BEGIN Entries provided

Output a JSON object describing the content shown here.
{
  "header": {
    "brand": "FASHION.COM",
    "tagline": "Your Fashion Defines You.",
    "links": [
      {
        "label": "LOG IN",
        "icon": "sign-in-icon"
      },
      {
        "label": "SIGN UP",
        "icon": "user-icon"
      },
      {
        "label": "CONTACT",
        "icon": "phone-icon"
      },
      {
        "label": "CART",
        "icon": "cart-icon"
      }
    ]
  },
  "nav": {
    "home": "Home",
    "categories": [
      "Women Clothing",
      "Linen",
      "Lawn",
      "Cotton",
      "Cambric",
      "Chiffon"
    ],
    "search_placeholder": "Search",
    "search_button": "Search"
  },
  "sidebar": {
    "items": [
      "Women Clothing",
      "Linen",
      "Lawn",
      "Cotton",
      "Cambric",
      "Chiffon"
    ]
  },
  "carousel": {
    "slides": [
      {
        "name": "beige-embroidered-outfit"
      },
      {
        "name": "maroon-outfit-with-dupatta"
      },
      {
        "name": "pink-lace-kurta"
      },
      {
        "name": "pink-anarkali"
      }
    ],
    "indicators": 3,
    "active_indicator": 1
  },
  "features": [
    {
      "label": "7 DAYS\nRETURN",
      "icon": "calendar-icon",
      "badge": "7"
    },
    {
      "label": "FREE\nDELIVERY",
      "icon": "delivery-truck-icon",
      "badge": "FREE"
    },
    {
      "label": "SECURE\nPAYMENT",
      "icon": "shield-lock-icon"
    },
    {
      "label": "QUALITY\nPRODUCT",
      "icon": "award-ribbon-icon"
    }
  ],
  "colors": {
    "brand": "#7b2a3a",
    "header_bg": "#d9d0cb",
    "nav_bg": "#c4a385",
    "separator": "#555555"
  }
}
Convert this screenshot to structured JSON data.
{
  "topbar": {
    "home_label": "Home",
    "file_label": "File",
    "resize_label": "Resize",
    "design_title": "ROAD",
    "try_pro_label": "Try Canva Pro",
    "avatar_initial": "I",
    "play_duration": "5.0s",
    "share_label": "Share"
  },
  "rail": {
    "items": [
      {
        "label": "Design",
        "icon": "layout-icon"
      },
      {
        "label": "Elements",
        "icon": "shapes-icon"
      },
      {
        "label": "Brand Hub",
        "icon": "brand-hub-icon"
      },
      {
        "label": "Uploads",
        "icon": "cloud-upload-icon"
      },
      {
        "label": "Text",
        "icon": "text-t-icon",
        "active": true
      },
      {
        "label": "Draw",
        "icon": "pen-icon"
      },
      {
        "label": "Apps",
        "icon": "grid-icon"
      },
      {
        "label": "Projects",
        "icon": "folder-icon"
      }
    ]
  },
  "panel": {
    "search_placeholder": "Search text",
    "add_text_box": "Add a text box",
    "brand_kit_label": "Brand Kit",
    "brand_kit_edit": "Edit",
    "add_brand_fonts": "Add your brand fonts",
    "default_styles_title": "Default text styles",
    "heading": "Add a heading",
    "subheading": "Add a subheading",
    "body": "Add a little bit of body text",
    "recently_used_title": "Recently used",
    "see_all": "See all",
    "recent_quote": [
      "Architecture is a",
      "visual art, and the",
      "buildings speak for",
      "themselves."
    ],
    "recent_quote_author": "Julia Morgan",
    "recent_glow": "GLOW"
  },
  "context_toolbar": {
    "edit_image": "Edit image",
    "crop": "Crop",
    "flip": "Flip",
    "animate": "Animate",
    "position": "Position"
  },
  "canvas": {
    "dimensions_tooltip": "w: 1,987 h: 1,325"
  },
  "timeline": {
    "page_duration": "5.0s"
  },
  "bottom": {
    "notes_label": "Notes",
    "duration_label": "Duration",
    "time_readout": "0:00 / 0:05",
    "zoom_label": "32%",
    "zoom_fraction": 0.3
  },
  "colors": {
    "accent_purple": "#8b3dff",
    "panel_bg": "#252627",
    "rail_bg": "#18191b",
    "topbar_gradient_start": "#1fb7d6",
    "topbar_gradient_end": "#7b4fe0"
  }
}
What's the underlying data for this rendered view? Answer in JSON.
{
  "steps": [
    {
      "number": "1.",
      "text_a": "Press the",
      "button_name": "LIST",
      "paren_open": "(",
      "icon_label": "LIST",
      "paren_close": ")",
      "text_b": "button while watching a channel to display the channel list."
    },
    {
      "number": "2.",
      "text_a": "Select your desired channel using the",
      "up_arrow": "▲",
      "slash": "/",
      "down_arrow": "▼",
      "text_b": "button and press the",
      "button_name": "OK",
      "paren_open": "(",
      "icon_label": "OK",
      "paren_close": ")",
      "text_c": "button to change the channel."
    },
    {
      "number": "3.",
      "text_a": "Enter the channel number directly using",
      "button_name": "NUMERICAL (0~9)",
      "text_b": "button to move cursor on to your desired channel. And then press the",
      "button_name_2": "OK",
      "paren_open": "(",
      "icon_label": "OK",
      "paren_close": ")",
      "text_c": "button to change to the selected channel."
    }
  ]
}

END Entries provided

What is asked >>
Copy out the whole listing exactly; please set it all down.

Result >>
Output a JSON object describing the content shown here.
{
  "header": {
    "brand": "FASHION.COM",
    "tagline": "Your Fashion Defines You.",
    "links": [
      {
        "label": "LOG IN",
        "icon": "sign-in-icon"
      },
      {
        "label": "SIGN UP",
        "icon": "user-icon"
      },
      {
        "label": "CONTACT",
        "icon": "phone-icon"
      },
      {
        "label": "CART",
        "icon": "cart-icon"
      }
    ]
  },
  "nav": {
    "home": "Home",
    "categories": [
      "Women Clothing",
      "Linen",
      "Lawn",
      "Cotton",
      "Cambric",
      "Chiffon"
    ],
    "search_placeholder": "Search",
    "search_button": "Search"
  },
  "sidebar": {
    "items": [
      "Women Clothing",
      "Linen",
      "Lawn",
      "Cotton",
      "Cambric",
      "Chiffon"
    ]
  },
  "carousel": {
    "slides": [
      {
        "name": "beige-embroidered-outfit"
      },
      {
        "name": "maroon-outfit-with-dupatta"
      },
      {
        "name": "pink-lace-kurta"
      },
      {
        "name": "pink-anarkali"
      }
    ],
    "indicators": 3,
    "active_indicator": 1
  },
  "features": [
    {
      "label": "7 DAYS\nRETURN",
      "icon": "calendar-icon",
      "badge": "7"
    },
    {
      "label": "FREE\nDELIVERY",
      "icon": "delivery-truck-icon",
      "badge": "FREE"
    },
    {
      "label": "SECURE\nPAYMENT",
      "icon": "shield-lock-icon"
    },
    {
      "label": "QUALITY\nPRODUCT",
      "icon": "award-ribbon-icon"
    }
  ],
  "colors": {
    "brand": "#7b2a3a",
    "header_bg": "#d9d0cb",
    "nav_bg": "#c4a385",
    "separator": "#555555"
  }
}
Convert this screenshot to structured JSON data.
{
  "topbar": {
    "home_label": "Home",
    "file_label": "File",
    "resize_label": "Resize",
    "design_title": "ROAD",
    "try_pro_label": "Try Canva Pro",
    "avatar_initial": "I",
    "play_duration": "5.0s",
    "share_label": "Share"
  },
  "rail": {
    "items": [
      {
        "label": "Design",
        "icon": "layout-icon"
      },
      {
        "label": "Elements",
        "icon": "shapes-icon"
      },
      {
        "label": "Brand Hub",
        "icon": "brand-hub-icon"
      },
      {
        "label": "Uploads",
        "icon": "cloud-upload-icon"
      },
      {
        "label": "Text",
        "icon": "text-t-icon",
        "active": true
      },
      {
        "label": "Draw",
        "icon": "pen-icon"
      },
      {
        "label": "Apps",
        "icon": "grid-icon"
      },
      {
        "label": "Projects",
        "icon": "folder-icon"
      }
    ]
  },
  "panel": {
    "search_placeholder": "Search text",
    "add_text_box": "Add a text box",
    "brand_kit_label": "Brand Kit",
    "brand_kit_edit": "Edit",
    "add_brand_fonts": "Add your brand fonts",
    "default_styles_title": "Default text styles",
    "heading": "Add a heading",
    "subheading": "Add a subheading",
    "body": "Add a little bit of body text",
    "recently_used_title": "Recently used",
    "see_all": "See all",
    "recent_quote": [
      "Architecture is a",
      "visual art, and the",
      "buildings speak for",
      "themselves."
    ],
    "recent_quote_author": "Julia Morgan",
    "recent_glow": "GLOW"
  },
  "context_toolbar": {
    "edit_image": "Edit image",
    "crop": "Crop",
    "flip": "Flip",
    "animate": "Animate",
    "position": "Position"
  },
  "canvas": {
    "dimensions_tooltip": "w: 1,987 h: 1,325"
  },
  "timeline": {
    "page_duration": "5.0s"
  },
  "bottom": {
    "notes_label": "Notes",
    "duration_label": "Duration",
    "time_readout": "0:00 / 0:05",
    "zoom_label": "32%",
    "zoom_fraction": 0.3
  },
  "colors": {
    "accent_purple": "#8b3dff",
    "panel_bg": "#252627",
    "rail_bg": "#18191b",
    "topbar_gradient_start": "#1fb7d6",
    "topbar_gradient_end": "#7b4fe0"
  }
}
What's the underlying data for this rendered view? Answer in JSON.
{
  "steps": [
    {
      "number": "1.",
      "text_a": "Press the",
      "button_name": "LIST",
      "paren_open": "(",
      "icon_label": "LIST",
      "paren_close": ")",
      "text_b": "button while watching a channel to display the channel list."
    },
    {
      "number": "2.",
      "text_a": "Select your desired channel using the",
      "up_arrow": "▲",
      "slash": "/",
      "down_arrow": "▼",
      "text_b": "button and press the",
      "button_name": "OK",
      "paren_open": "(",
      "icon_label": "OK",
      "paren_close": ")",
      "text_c": "button to change the channel."
    },
    {
      "number": "3.",
      "text_a": "Enter the channel number directly using",
      "button_name": "NUMERICAL (0~9)",
      "text_b": "button to move cursor on to your desired channel. And then press the",
      "button_name_2": "OK",
      "paren_open": "(",
      "icon_label": "OK",
      "paren_close": ")",
      "text_c": "button to change to the selected channel."
    }
  ]
}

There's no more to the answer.